Entries provided:
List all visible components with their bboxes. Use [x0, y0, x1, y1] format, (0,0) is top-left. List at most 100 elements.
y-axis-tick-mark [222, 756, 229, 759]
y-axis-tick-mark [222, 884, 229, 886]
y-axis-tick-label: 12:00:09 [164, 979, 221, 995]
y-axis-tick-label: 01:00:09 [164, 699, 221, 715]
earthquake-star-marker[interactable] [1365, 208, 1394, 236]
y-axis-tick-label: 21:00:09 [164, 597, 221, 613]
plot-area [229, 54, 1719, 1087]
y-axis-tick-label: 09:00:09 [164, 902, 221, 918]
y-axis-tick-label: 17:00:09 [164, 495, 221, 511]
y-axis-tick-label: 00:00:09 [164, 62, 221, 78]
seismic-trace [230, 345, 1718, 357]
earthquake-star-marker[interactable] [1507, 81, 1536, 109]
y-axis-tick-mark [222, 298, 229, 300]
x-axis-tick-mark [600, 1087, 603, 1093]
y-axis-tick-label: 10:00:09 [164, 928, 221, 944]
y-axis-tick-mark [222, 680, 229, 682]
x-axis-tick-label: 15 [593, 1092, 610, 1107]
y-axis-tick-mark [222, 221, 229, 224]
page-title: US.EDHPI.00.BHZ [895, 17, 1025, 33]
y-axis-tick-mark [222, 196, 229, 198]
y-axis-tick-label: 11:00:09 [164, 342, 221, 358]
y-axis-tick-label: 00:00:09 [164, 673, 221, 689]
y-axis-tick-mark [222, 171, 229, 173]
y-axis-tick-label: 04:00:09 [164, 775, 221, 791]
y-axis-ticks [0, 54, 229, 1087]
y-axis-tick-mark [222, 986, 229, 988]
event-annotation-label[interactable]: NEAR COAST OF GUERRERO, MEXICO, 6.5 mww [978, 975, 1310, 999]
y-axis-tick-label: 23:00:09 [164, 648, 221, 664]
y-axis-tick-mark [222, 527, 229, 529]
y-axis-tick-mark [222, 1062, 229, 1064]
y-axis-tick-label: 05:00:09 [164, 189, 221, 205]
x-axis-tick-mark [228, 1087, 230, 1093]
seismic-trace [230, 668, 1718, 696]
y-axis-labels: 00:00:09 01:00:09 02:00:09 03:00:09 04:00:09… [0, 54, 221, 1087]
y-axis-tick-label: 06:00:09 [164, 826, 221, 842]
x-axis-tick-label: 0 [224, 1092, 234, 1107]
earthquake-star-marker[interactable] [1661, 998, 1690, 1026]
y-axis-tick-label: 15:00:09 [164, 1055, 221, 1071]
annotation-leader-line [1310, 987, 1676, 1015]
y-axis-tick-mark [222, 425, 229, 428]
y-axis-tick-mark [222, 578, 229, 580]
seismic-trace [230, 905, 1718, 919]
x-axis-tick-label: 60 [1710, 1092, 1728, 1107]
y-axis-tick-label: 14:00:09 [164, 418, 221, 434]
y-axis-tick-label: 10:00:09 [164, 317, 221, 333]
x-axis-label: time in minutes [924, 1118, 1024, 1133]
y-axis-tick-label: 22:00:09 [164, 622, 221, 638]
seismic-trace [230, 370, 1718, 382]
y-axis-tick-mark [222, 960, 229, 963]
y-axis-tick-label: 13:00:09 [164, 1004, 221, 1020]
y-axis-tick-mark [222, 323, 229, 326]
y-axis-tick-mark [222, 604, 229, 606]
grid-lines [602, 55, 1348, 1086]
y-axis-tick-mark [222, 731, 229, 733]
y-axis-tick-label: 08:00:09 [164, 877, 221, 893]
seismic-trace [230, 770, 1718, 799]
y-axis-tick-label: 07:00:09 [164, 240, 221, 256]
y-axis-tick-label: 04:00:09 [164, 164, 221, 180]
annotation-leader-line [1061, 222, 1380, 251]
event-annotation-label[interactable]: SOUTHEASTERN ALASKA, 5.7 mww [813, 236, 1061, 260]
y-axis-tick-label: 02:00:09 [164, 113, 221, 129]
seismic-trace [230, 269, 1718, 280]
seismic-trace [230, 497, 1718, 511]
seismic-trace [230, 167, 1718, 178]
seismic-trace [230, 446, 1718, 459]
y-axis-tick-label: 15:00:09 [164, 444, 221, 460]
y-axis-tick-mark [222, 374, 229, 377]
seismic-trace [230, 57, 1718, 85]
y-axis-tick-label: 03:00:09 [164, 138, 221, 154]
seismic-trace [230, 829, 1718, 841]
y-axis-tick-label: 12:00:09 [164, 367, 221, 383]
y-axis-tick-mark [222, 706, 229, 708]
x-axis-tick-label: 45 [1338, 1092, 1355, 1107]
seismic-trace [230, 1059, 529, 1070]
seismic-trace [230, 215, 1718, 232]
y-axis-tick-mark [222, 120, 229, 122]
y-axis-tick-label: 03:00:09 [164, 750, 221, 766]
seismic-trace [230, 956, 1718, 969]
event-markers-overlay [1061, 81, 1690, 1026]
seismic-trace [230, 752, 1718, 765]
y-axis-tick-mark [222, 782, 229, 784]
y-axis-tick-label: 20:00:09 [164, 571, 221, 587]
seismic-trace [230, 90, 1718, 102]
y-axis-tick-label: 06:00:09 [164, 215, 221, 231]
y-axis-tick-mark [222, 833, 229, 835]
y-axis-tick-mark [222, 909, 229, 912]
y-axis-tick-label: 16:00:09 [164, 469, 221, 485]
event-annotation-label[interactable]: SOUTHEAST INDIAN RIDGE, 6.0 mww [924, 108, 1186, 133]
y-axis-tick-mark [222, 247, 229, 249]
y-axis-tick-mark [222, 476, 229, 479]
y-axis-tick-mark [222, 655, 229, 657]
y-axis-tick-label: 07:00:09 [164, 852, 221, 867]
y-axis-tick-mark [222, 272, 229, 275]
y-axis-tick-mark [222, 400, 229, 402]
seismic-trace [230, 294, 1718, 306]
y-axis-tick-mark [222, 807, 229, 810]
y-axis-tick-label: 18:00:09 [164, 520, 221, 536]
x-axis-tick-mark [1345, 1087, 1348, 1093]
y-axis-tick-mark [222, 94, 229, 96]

Exercise brief:
Reproduce the listing, switching every "seismic-trace" to "waveform-trace" and leaving all other text unchanged.

Exercise solution:
List all visible components with their bboxes. Use [x0, y0, x1, y1] format, (0,0) is top-left. List at most 100 elements.
y-axis-tick-mark [222, 756, 229, 759]
y-axis-tick-mark [222, 884, 229, 886]
y-axis-tick-label: 12:00:09 [164, 979, 221, 995]
y-axis-tick-label: 01:00:09 [164, 699, 221, 715]
earthquake-star-marker[interactable] [1365, 208, 1394, 236]
y-axis-tick-label: 21:00:09 [164, 597, 221, 613]
plot-area [229, 54, 1719, 1087]
y-axis-tick-label: 09:00:09 [164, 902, 221, 918]
y-axis-tick-label: 17:00:09 [164, 495, 221, 511]
y-axis-tick-label: 00:00:09 [164, 62, 221, 78]
waveform-trace [230, 345, 1718, 357]
earthquake-star-marker[interactable] [1507, 81, 1536, 109]
y-axis-tick-mark [222, 298, 229, 300]
x-axis-tick-mark [600, 1087, 603, 1093]
y-axis-tick-label: 10:00:09 [164, 928, 221, 944]
y-axis-tick-mark [222, 680, 229, 682]
x-axis-tick-label: 15 [593, 1092, 610, 1107]
y-axis-tick-mark [222, 221, 229, 224]
page-title: US.EDHPI.00.BHZ [895, 17, 1025, 33]
y-axis-tick-mark [222, 196, 229, 198]
y-axis-tick-label: 11:00:09 [164, 342, 221, 358]
y-axis-tick-label: 00:00:09 [164, 673, 221, 689]
y-axis-tick-mark [222, 171, 229, 173]
y-axis-tick-label: 04:00:09 [164, 775, 221, 791]
y-axis-ticks [0, 54, 229, 1087]
y-axis-tick-mark [222, 986, 229, 988]
event-annotation-label[interactable]: NEAR COAST OF GUERRERO, MEXICO, 6.5 mww [978, 975, 1310, 999]
y-axis-tick-label: 23:00:09 [164, 648, 221, 664]
y-axis-tick-mark [222, 527, 229, 529]
y-axis-tick-mark [222, 1062, 229, 1064]
y-axis-tick-label: 05:00:09 [164, 189, 221, 205]
x-axis-tick-mark [228, 1087, 230, 1093]
waveform-trace [230, 668, 1718, 696]
y-axis-labels: 00:00:09 01:00:09 02:00:09 03:00:09 04:00:09… [0, 54, 221, 1087]
y-axis-tick-label: 06:00:09 [164, 826, 221, 842]
x-axis-tick-label: 0 [224, 1092, 234, 1107]
earthquake-star-marker[interactable] [1661, 998, 1690, 1026]
y-axis-tick-label: 15:00:09 [164, 1055, 221, 1071]
annotation-leader-line [1310, 987, 1676, 1015]
y-axis-tick-mark [222, 425, 229, 428]
y-axis-tick-mark [222, 578, 229, 580]
waveform-trace [230, 905, 1718, 919]
x-axis-tick-label: 60 [1710, 1092, 1728, 1107]
y-axis-tick-label: 14:00:09 [164, 418, 221, 434]
y-axis-tick-label: 10:00:09 [164, 317, 221, 333]
x-axis-label: time in minutes [924, 1118, 1024, 1133]
y-axis-tick-label: 22:00:09 [164, 622, 221, 638]
waveform-trace [230, 370, 1718, 382]
y-axis-tick-mark [222, 960, 229, 963]
y-axis-tick-label: 13:00:09 [164, 1004, 221, 1020]
y-axis-tick-mark [222, 323, 229, 326]
y-axis-tick-mark [222, 604, 229, 606]
grid-lines [602, 55, 1348, 1086]
y-axis-tick-mark [222, 731, 229, 733]
y-axis-tick-label: 08:00:09 [164, 877, 221, 893]
waveform-trace [230, 770, 1718, 799]
y-axis-tick-label: 07:00:09 [164, 240, 221, 256]
y-axis-tick-label: 04:00:09 [164, 164, 221, 180]
annotation-leader-line [1061, 222, 1380, 251]
event-annotation-label[interactable]: SOUTHEASTERN ALASKA, 5.7 mww [813, 236, 1061, 260]
y-axis-tick-label: 02:00:09 [164, 113, 221, 129]
waveform-trace [230, 269, 1718, 280]
waveform-trace [230, 497, 1718, 511]
waveform-trace [230, 167, 1718, 178]
waveform-trace [230, 446, 1718, 459]
y-axis-tick-label: 15:00:09 [164, 444, 221, 460]
y-axis-tick-mark [222, 374, 229, 377]
waveform-trace [230, 57, 1718, 85]
y-axis-tick-label: 03:00:09 [164, 138, 221, 154]
waveform-trace [230, 829, 1718, 841]
y-axis-tick-label: 12:00:09 [164, 367, 221, 383]
y-axis-tick-mark [222, 706, 229, 708]
x-axis-tick-label: 45 [1338, 1092, 1355, 1107]
waveform-trace [230, 1059, 529, 1070]
waveform-trace [230, 215, 1718, 232]
y-axis-tick-mark [222, 120, 229, 122]
y-axis-tick-label: 03:00:09 [164, 750, 221, 766]
waveform-trace [230, 956, 1718, 969]
event-markers-overlay [1061, 81, 1690, 1026]
waveform-trace [230, 752, 1718, 765]
y-axis-tick-mark [222, 782, 229, 784]
y-axis-tick-label: 20:00:09 [164, 571, 221, 587]
waveform-trace [230, 90, 1718, 102]
y-axis-tick-label: 06:00:09 [164, 215, 221, 231]
y-axis-tick-mark [222, 833, 229, 835]
y-axis-tick-mark [222, 909, 229, 912]
y-axis-tick-label: 16:00:09 [164, 469, 221, 485]
event-annotation-label[interactable]: SOUTHEAST INDIAN RIDGE, 6.0 mww [924, 108, 1186, 133]
y-axis-tick-mark [222, 247, 229, 249]
y-axis-tick-mark [222, 476, 229, 479]
y-axis-tick-mark [222, 655, 229, 657]
y-axis-tick-label: 07:00:09 [164, 852, 221, 867]
y-axis-tick-mark [222, 272, 229, 275]
y-axis-tick-mark [222, 400, 229, 402]
waveform-trace [230, 294, 1718, 306]
y-axis-tick-mark [222, 807, 229, 810]
y-axis-tick-label: 18:00:09 [164, 520, 221, 536]
x-axis-tick-mark [1345, 1087, 1348, 1093]
y-axis-tick-mark [222, 94, 229, 96]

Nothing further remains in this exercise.